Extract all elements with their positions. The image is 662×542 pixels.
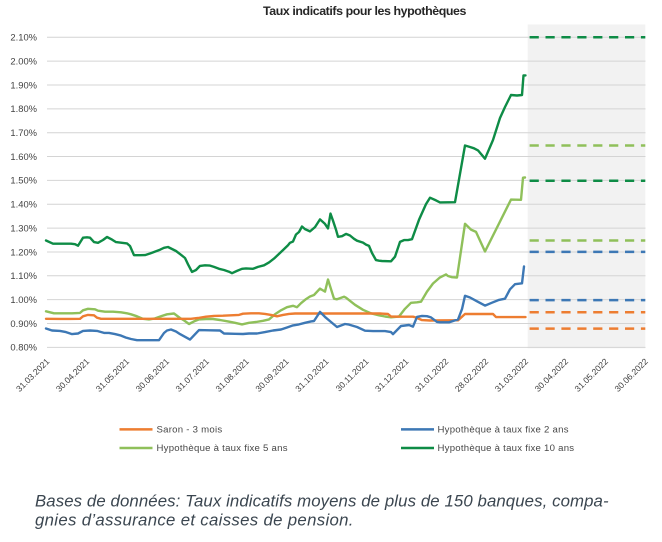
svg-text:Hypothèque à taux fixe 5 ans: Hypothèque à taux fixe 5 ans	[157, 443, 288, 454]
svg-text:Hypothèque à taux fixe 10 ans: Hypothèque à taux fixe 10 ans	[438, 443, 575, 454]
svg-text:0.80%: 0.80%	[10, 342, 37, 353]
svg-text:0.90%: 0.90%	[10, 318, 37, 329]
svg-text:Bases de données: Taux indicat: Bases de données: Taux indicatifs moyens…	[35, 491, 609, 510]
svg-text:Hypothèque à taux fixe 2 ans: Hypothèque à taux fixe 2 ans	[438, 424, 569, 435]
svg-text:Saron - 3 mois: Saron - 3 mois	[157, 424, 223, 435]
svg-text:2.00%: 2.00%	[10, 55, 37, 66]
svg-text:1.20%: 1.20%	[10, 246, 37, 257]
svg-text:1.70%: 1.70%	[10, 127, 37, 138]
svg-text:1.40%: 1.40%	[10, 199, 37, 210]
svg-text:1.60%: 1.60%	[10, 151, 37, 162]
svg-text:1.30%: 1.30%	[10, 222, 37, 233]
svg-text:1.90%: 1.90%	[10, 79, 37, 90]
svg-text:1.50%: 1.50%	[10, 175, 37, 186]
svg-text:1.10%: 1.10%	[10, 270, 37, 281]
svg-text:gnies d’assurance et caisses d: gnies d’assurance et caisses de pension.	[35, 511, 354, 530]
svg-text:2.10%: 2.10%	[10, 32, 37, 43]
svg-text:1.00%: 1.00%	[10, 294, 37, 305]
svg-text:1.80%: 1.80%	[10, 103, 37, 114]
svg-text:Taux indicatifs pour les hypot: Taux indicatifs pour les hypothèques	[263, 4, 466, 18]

...

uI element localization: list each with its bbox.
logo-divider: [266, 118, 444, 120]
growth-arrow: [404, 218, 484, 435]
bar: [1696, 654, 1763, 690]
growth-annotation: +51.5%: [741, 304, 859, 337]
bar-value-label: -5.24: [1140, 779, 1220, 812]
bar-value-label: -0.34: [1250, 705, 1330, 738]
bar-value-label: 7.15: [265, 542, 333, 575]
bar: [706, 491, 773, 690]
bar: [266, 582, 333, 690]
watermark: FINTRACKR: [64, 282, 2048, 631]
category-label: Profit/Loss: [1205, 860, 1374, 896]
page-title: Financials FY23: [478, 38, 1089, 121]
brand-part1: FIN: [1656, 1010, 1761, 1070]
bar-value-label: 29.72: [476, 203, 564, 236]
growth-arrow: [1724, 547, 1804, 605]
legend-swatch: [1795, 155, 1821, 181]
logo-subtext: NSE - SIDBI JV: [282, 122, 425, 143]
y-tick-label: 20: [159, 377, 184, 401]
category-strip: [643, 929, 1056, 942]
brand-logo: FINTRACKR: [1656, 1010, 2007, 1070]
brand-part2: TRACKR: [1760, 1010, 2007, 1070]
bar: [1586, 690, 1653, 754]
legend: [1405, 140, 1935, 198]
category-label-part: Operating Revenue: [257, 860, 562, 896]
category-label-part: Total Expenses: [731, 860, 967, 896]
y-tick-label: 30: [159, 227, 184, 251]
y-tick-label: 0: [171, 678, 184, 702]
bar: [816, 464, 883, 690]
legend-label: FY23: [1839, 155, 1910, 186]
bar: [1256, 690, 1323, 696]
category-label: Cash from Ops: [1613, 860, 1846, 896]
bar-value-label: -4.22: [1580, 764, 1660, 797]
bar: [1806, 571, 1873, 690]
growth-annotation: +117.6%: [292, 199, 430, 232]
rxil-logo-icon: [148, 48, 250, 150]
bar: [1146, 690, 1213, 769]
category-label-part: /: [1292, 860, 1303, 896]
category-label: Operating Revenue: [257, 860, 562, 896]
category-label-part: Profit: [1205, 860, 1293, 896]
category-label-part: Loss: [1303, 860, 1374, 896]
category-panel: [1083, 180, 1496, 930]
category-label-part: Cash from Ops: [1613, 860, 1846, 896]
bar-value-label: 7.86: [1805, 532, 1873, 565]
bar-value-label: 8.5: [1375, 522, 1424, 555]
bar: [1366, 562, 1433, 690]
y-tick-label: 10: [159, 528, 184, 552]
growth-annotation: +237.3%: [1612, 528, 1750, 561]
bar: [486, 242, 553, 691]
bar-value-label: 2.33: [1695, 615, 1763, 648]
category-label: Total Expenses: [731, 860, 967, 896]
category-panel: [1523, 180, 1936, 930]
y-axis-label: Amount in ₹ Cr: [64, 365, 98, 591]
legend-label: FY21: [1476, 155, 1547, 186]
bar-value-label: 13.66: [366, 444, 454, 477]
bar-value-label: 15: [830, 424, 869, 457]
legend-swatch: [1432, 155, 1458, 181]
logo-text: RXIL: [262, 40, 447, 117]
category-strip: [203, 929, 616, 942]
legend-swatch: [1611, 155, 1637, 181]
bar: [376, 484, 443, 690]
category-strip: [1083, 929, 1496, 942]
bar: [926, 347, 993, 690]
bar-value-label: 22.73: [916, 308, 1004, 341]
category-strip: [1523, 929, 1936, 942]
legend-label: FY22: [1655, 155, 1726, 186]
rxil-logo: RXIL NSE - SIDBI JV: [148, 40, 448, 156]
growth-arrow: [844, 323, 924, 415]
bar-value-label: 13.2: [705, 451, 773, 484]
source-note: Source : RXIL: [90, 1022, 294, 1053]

* * *

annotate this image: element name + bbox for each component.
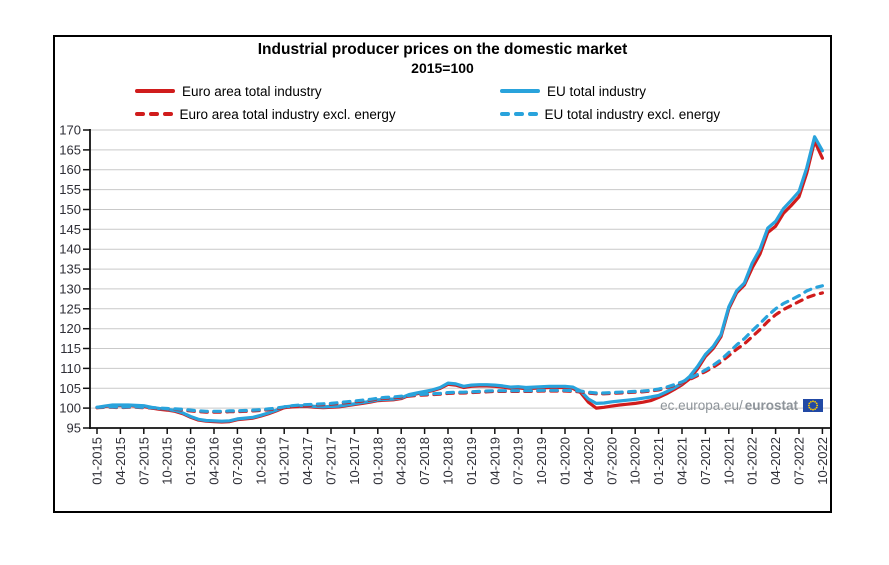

GOAL OF THE EXERCISE =>
Convert the entries starting at the line containing "uI element localization: list" and ending at the line containing "bar-value-label: -0.34: [1250, 705, 1330, 738]" into a two-column CSV with the headers instruction and output. Give one row per entry, and put each value in a single quoted field with line breaks replaced by spaces.

SOLUTION FOR THIS PROBLEM =>
instruction,output
"uI element localization: list each with its bbox.","logo-divider: [266, 118, 444, 120] growth-arrow: [404, 218, 484, 435] bar: [1696, 654, 1763, 690] growth-annotation: +51.5%: [741, 304, 859, 337] bar-value-label: -5.24: [1140, 779, 1220, 812] bar-value-label: -0.34: [1250, 705, 1330, 738]"